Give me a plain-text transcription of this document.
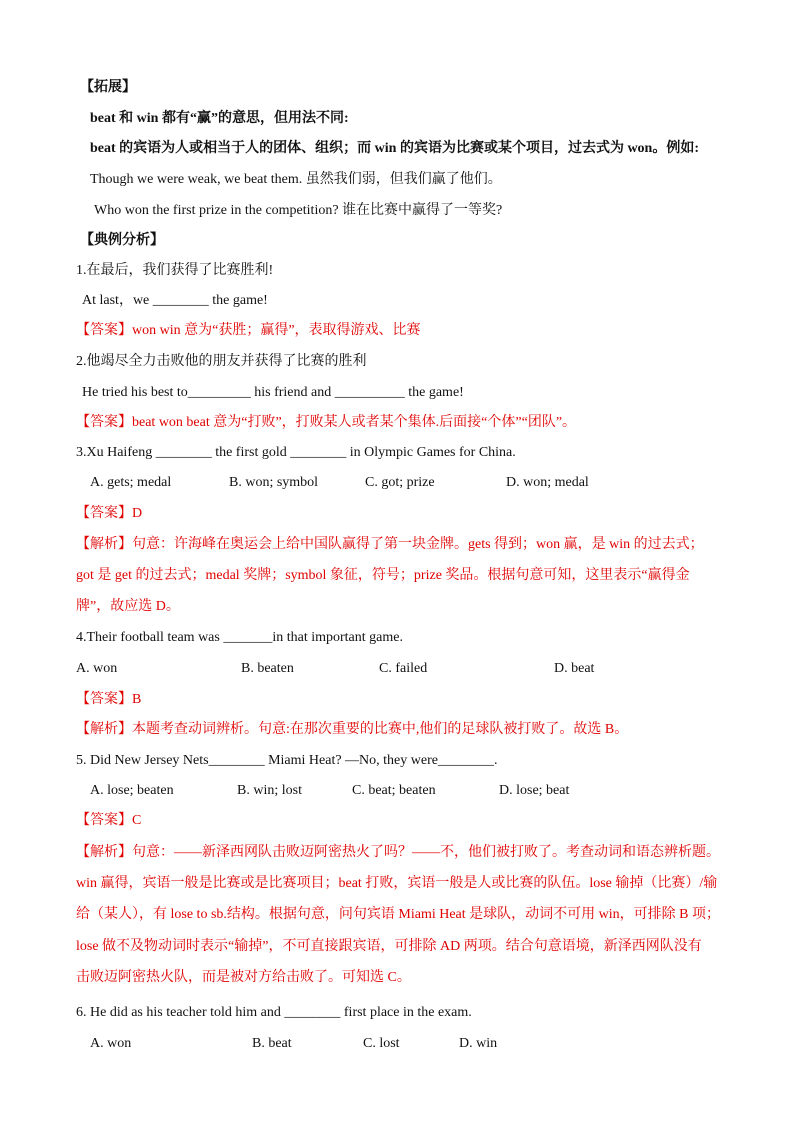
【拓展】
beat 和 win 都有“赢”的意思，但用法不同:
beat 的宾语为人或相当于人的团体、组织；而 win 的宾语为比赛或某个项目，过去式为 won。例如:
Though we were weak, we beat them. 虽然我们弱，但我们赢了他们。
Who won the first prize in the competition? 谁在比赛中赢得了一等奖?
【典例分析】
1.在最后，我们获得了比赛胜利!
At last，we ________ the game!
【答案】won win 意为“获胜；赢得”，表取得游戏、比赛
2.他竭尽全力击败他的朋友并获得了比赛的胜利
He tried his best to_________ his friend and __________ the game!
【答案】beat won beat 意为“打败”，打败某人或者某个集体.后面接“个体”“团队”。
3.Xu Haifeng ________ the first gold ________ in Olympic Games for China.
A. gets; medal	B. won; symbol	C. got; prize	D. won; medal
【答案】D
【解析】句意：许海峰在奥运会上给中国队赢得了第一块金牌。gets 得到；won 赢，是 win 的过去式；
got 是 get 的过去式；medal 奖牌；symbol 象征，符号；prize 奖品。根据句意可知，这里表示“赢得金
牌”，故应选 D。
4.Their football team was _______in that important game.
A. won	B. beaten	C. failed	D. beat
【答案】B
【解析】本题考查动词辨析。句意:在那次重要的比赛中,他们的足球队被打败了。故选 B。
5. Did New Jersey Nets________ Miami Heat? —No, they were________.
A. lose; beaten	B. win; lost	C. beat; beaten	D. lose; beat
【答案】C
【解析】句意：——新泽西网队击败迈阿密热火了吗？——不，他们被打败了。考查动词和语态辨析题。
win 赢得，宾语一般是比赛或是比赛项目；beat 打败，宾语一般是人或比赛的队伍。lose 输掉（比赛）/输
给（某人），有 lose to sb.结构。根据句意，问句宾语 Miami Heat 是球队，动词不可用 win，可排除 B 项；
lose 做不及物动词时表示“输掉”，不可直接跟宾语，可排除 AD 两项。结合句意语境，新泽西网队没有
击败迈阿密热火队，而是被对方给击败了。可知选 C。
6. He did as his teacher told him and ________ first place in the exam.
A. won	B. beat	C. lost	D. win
──────────────────────────────
## Problem
Go through the lines above. Select every one that has the string "medal".

## Correct output
A. gets; medal	B. won; symbol	C. got; prize	D. won; medal
got 是 get 的过去式；medal 奖牌；symbol 象征，符号；prize 奖品。根据句意可知，这里表示“赢得金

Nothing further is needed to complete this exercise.